Extracted data entries:
☆ ☆ ☆ ☆
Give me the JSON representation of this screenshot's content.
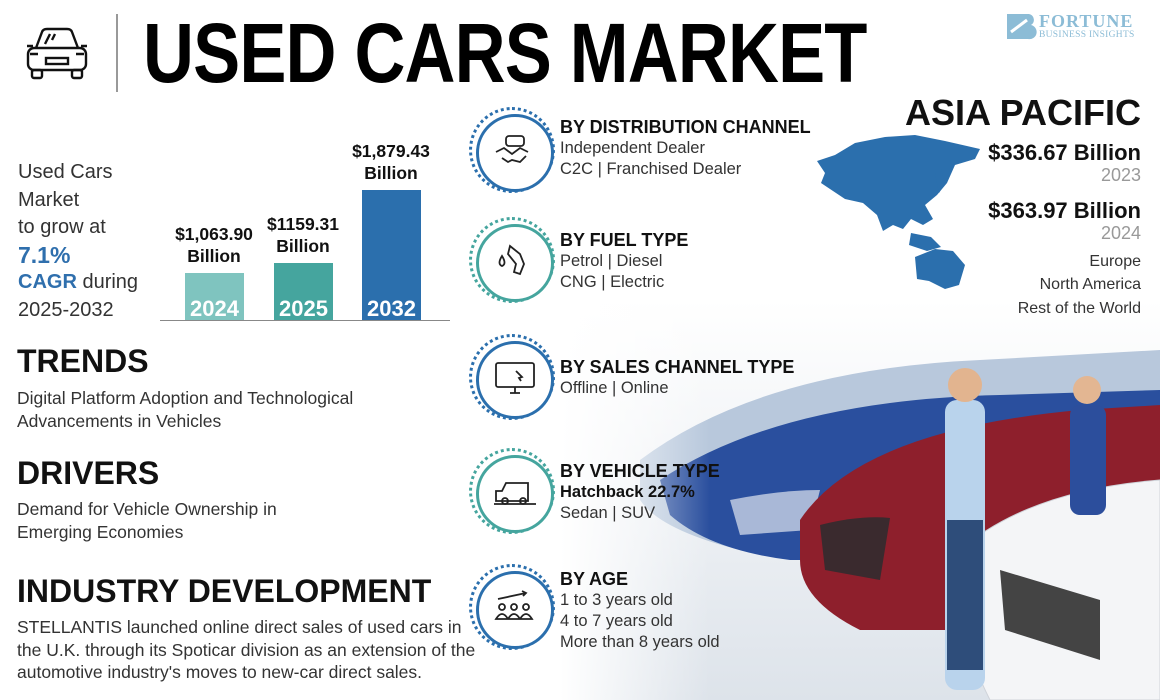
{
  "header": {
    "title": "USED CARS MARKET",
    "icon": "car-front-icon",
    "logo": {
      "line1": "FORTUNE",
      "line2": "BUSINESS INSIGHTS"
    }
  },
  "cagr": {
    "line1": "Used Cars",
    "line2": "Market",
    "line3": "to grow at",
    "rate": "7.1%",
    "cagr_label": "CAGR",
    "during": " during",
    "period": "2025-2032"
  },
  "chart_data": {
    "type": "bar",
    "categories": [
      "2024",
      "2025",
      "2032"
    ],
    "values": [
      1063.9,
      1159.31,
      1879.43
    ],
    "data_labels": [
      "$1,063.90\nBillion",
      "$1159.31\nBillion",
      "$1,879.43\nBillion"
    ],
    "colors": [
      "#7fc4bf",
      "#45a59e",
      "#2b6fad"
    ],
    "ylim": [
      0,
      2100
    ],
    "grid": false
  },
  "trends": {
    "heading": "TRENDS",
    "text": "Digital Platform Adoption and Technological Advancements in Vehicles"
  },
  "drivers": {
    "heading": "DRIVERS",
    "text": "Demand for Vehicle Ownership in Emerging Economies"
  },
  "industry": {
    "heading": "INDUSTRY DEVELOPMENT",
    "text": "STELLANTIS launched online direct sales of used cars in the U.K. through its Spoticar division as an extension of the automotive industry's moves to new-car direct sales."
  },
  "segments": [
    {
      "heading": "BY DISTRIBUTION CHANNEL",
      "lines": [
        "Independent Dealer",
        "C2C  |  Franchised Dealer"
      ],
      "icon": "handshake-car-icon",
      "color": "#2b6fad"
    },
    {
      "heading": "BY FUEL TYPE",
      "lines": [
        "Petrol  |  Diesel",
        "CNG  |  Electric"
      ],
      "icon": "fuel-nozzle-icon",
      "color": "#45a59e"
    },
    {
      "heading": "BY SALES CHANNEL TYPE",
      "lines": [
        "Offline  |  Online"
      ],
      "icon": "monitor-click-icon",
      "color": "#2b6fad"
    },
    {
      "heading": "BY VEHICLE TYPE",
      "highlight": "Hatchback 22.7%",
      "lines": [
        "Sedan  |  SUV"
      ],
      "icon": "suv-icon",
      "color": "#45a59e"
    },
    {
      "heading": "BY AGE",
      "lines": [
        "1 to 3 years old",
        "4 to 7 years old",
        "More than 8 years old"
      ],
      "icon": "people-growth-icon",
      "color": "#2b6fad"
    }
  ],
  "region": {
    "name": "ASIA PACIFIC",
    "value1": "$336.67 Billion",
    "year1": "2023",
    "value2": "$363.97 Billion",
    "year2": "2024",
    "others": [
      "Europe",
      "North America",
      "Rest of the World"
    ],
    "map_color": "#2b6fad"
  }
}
☆ ☆ ☆ ☆
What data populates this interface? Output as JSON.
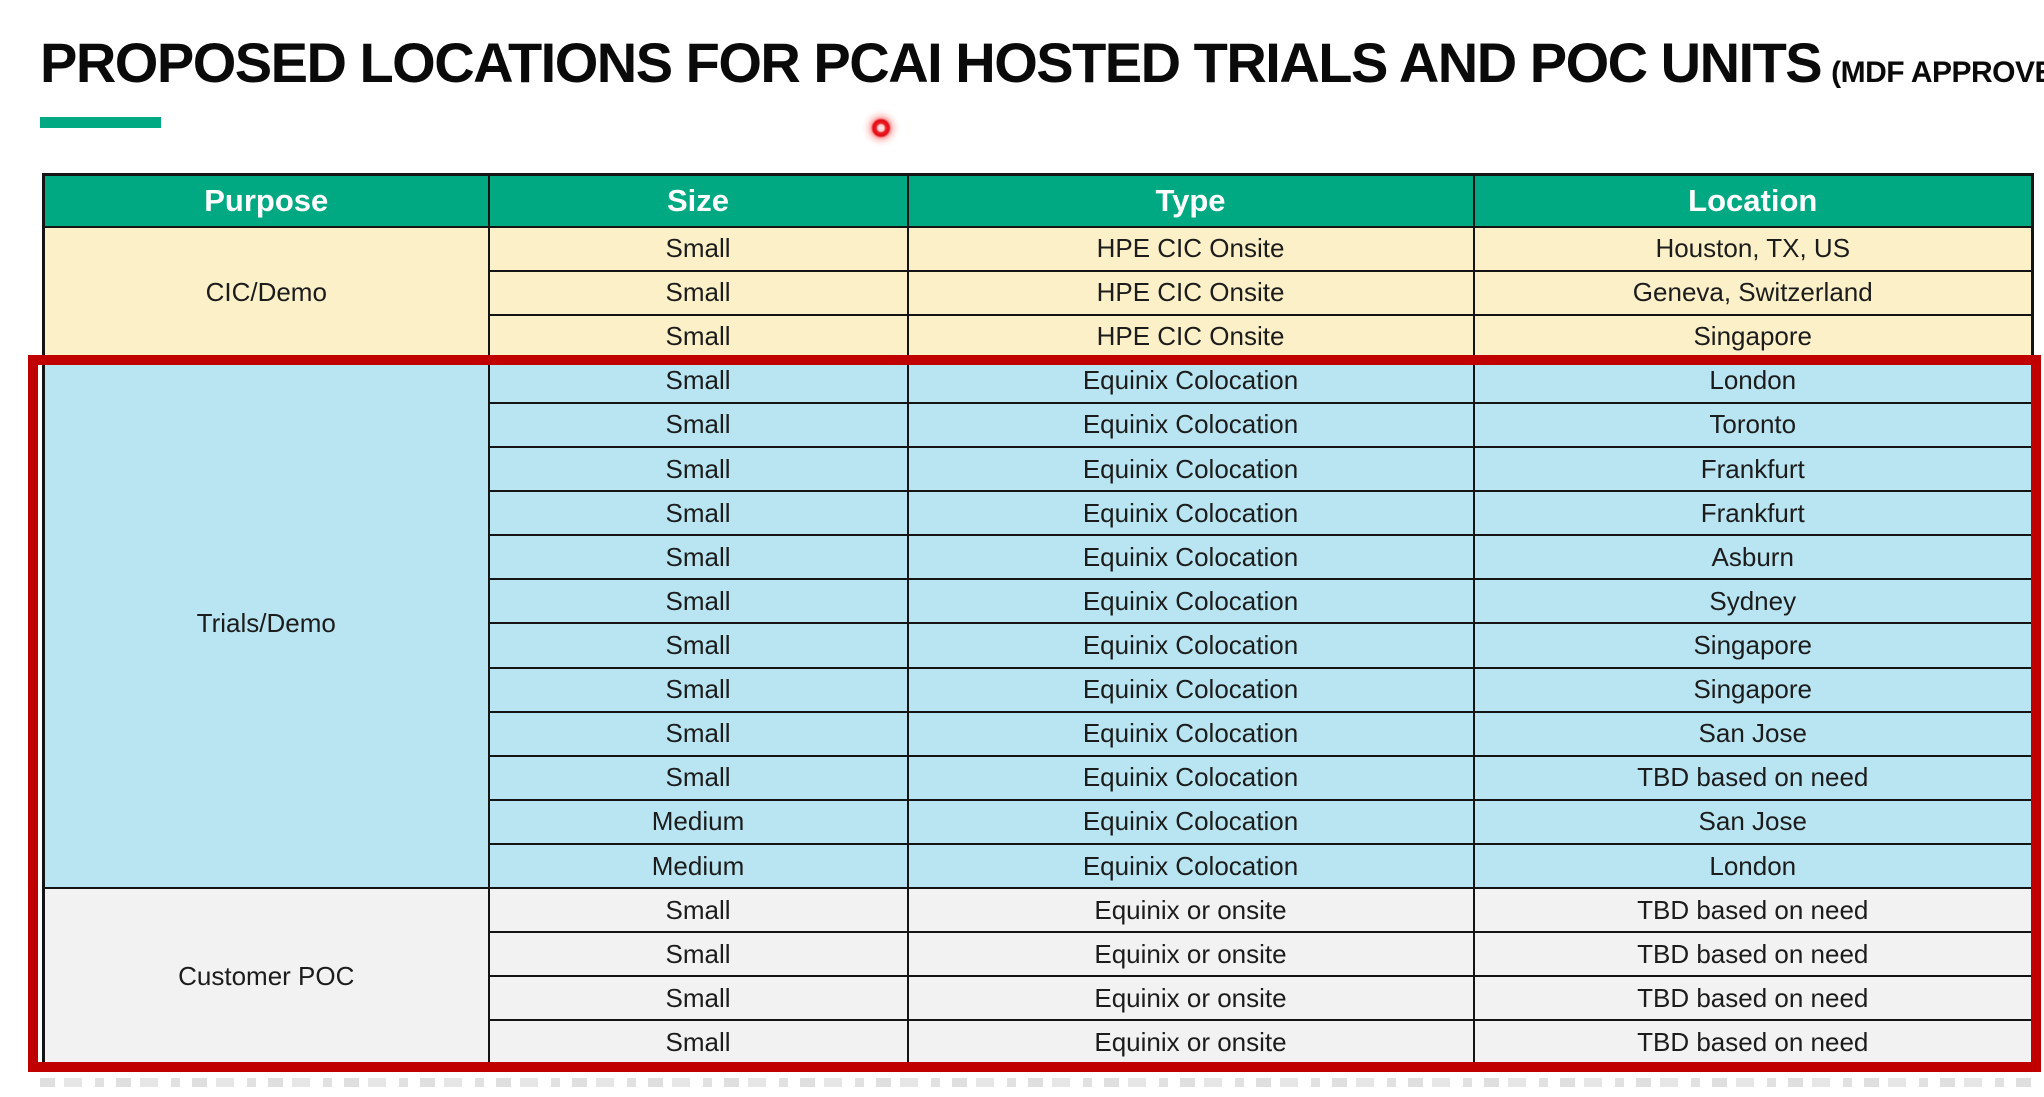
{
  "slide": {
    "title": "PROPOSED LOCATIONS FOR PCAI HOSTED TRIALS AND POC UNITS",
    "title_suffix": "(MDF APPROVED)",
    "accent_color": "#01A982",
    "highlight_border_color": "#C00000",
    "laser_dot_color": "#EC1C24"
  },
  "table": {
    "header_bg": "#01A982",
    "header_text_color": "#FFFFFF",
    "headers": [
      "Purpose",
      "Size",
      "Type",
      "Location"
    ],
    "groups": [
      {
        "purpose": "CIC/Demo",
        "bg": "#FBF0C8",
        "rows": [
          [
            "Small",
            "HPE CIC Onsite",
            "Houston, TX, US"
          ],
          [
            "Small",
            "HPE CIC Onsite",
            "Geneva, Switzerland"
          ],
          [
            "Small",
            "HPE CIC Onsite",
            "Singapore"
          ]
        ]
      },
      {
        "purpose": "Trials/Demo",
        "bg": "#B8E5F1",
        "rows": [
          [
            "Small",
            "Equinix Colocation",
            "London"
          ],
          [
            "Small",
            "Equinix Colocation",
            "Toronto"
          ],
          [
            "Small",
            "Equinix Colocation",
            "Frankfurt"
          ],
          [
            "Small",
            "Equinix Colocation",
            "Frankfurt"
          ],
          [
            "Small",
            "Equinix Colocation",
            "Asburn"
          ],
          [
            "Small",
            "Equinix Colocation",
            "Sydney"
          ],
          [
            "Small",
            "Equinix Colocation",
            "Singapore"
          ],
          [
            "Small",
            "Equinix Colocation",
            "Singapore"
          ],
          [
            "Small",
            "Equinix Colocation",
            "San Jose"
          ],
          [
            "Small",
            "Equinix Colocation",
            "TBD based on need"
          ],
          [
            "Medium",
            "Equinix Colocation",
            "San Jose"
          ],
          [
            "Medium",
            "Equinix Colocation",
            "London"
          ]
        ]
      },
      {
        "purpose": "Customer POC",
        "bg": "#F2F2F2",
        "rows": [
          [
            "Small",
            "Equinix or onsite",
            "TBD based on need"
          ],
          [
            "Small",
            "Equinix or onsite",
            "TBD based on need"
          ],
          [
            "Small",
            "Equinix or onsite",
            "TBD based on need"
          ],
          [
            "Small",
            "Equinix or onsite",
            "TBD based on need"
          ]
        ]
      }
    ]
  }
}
☆ ☆ ☆ ☆
**Problem description**
Filter the listing for the word "CHANNEL" and copy every line that holds it.

**Completed task**
      "heading": "BY DISTRIBUTION CHANNEL",
      "heading": "BY SALES CHANNEL TYPE",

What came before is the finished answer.